How many lines in this material include the string "suffix"? Answer with the number and nothing further.
** begin **
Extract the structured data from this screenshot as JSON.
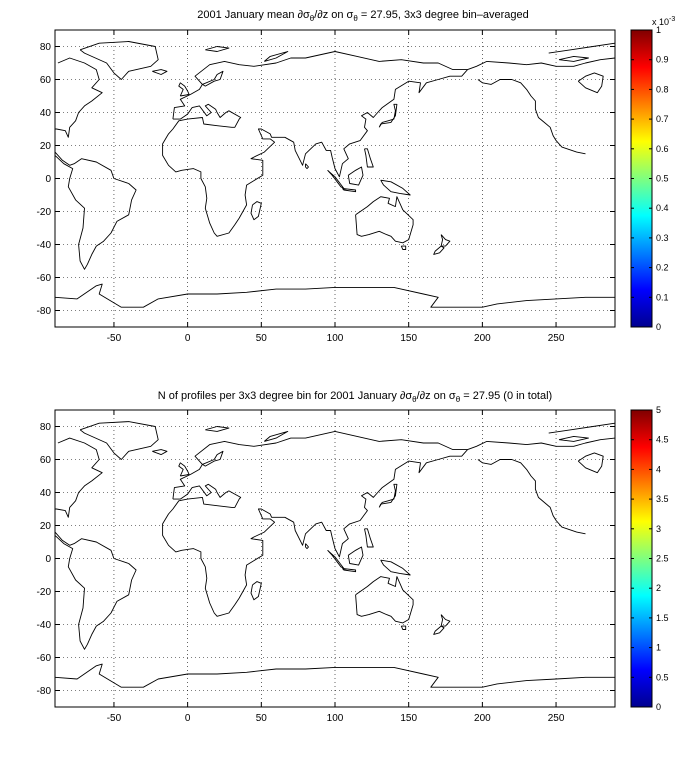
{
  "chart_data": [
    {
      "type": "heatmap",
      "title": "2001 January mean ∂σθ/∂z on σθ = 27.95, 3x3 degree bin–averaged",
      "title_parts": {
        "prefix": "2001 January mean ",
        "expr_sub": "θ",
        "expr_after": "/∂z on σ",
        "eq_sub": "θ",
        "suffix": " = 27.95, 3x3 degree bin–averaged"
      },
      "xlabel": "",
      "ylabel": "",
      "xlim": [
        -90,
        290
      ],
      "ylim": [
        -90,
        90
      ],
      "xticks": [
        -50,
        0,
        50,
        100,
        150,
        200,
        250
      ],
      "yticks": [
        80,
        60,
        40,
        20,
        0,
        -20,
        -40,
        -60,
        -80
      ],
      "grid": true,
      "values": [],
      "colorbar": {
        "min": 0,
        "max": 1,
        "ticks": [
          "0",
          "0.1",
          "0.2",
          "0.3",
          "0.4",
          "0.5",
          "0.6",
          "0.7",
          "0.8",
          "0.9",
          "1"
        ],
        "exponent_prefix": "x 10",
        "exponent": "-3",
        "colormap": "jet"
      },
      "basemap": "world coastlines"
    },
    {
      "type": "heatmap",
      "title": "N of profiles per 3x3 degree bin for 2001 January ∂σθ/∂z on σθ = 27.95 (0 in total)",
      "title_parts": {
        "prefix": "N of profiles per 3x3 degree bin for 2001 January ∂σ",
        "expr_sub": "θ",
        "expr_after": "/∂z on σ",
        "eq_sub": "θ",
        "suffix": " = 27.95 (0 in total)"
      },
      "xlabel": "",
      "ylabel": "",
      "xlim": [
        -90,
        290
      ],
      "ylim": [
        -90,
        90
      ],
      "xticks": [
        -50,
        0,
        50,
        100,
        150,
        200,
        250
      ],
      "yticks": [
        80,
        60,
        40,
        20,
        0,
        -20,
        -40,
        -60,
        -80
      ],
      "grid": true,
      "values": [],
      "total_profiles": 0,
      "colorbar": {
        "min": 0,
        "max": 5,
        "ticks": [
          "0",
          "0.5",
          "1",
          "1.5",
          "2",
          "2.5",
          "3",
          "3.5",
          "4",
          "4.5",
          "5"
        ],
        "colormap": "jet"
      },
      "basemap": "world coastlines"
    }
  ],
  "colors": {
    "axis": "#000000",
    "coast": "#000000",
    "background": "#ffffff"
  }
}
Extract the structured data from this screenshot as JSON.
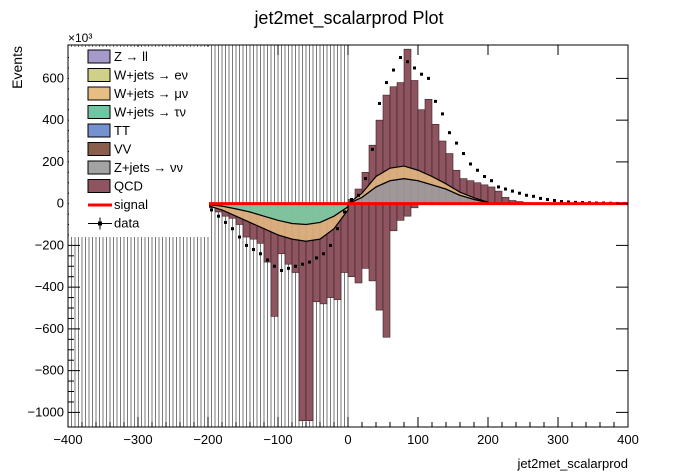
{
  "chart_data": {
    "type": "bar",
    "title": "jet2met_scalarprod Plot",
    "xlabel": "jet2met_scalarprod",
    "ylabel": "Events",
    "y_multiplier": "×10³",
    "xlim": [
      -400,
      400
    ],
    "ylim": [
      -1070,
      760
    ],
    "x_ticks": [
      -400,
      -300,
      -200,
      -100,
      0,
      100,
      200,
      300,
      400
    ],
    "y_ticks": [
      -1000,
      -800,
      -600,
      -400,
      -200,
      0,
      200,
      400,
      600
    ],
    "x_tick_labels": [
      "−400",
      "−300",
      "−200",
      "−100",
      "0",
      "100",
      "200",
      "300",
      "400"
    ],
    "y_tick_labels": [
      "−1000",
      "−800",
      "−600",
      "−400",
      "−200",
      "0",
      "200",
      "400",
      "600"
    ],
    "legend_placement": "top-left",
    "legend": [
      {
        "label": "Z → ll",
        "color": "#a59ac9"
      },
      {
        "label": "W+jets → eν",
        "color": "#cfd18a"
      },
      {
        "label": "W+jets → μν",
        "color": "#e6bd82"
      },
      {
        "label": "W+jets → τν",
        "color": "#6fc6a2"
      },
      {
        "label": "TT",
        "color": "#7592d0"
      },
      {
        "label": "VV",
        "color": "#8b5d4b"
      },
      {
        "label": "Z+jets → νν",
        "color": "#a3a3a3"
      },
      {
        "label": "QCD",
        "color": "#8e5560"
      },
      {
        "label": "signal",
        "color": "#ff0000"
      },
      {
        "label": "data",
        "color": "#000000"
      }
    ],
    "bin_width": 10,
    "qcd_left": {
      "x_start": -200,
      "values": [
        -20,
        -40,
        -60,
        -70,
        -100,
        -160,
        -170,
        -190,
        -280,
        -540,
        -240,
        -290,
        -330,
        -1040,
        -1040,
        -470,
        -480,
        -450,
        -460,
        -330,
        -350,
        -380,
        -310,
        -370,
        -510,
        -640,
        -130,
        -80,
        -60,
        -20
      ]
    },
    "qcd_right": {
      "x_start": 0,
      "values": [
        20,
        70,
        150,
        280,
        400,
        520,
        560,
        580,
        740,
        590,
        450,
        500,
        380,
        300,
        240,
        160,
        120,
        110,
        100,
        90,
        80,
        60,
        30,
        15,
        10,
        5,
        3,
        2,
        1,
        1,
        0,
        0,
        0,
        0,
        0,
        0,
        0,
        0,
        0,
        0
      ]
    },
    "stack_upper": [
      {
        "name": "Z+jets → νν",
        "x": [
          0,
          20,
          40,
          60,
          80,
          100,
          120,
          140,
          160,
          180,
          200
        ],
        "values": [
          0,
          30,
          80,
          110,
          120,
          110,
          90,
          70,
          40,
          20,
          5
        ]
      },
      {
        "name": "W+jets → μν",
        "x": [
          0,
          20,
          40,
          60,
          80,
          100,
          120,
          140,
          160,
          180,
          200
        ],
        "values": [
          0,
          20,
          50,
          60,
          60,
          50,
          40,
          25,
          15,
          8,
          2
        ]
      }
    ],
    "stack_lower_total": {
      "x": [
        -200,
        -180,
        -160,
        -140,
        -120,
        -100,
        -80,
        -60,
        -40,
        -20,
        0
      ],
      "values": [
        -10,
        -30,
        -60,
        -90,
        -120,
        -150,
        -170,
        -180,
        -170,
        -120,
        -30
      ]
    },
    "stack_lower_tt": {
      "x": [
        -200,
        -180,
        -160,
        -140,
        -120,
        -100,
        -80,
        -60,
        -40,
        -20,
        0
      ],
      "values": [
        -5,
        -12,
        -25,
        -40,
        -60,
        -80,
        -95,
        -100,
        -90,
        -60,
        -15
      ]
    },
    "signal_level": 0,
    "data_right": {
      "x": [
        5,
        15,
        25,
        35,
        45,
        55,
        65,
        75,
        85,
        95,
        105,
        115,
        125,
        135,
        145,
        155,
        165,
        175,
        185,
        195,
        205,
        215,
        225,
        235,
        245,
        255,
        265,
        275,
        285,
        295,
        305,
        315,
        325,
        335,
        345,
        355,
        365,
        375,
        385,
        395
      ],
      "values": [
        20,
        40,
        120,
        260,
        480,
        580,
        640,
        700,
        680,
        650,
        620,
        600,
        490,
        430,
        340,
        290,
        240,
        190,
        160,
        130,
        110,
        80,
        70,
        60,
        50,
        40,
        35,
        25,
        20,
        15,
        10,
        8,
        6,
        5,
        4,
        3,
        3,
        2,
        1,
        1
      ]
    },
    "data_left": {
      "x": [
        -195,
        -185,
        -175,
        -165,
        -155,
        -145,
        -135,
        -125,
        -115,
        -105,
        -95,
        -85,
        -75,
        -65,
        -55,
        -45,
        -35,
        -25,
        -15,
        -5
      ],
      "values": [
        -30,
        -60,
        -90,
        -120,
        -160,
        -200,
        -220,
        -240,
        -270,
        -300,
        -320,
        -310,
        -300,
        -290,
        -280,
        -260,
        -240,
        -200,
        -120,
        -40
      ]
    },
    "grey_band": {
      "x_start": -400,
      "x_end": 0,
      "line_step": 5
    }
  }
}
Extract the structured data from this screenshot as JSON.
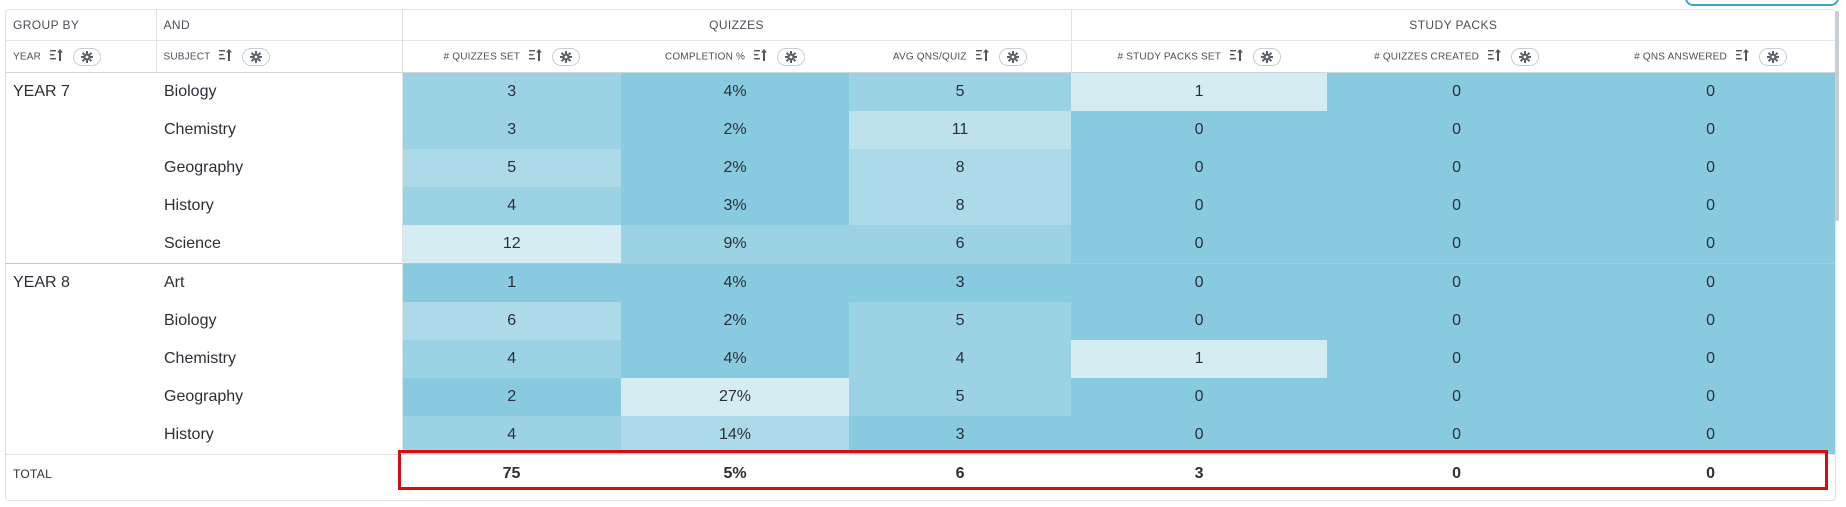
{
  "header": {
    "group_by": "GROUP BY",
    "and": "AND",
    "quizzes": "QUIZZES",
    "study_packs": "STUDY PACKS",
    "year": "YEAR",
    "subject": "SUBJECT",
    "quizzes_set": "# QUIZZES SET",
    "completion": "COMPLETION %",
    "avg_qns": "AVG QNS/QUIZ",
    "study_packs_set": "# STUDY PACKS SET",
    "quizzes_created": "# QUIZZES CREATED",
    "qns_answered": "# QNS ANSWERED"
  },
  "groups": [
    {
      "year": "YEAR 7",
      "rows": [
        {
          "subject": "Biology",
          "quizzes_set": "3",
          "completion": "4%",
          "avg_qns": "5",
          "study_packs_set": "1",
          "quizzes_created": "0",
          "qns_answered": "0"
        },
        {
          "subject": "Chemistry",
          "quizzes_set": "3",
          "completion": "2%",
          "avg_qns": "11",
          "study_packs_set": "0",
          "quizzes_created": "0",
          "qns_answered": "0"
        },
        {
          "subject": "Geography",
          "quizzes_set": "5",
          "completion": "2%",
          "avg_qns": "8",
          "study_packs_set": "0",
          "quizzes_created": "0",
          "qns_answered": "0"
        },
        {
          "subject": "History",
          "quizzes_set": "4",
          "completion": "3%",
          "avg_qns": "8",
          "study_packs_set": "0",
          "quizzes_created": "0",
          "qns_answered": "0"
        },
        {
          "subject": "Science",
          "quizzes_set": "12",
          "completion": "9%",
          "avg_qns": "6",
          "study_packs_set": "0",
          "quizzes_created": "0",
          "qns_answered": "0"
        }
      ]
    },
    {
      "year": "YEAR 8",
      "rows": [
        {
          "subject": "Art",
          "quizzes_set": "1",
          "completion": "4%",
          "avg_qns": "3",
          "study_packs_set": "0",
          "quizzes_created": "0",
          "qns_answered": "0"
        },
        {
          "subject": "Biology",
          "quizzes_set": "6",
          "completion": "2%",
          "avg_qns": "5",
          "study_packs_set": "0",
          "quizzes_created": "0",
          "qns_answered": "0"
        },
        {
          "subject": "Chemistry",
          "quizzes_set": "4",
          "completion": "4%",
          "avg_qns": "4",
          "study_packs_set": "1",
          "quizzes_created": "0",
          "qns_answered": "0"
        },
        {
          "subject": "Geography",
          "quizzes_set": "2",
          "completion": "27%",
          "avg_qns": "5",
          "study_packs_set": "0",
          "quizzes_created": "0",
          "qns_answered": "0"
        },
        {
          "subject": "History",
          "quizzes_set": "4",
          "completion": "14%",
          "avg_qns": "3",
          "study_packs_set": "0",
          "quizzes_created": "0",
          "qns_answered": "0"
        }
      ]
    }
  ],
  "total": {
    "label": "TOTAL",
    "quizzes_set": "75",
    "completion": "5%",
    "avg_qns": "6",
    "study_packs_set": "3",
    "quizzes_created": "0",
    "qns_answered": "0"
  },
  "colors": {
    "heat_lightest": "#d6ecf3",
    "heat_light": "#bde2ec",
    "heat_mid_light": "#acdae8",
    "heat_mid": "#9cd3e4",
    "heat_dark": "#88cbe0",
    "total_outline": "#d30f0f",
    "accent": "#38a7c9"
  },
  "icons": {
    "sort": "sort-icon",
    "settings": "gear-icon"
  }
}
** end **
EXERCISE SOLUTION. 2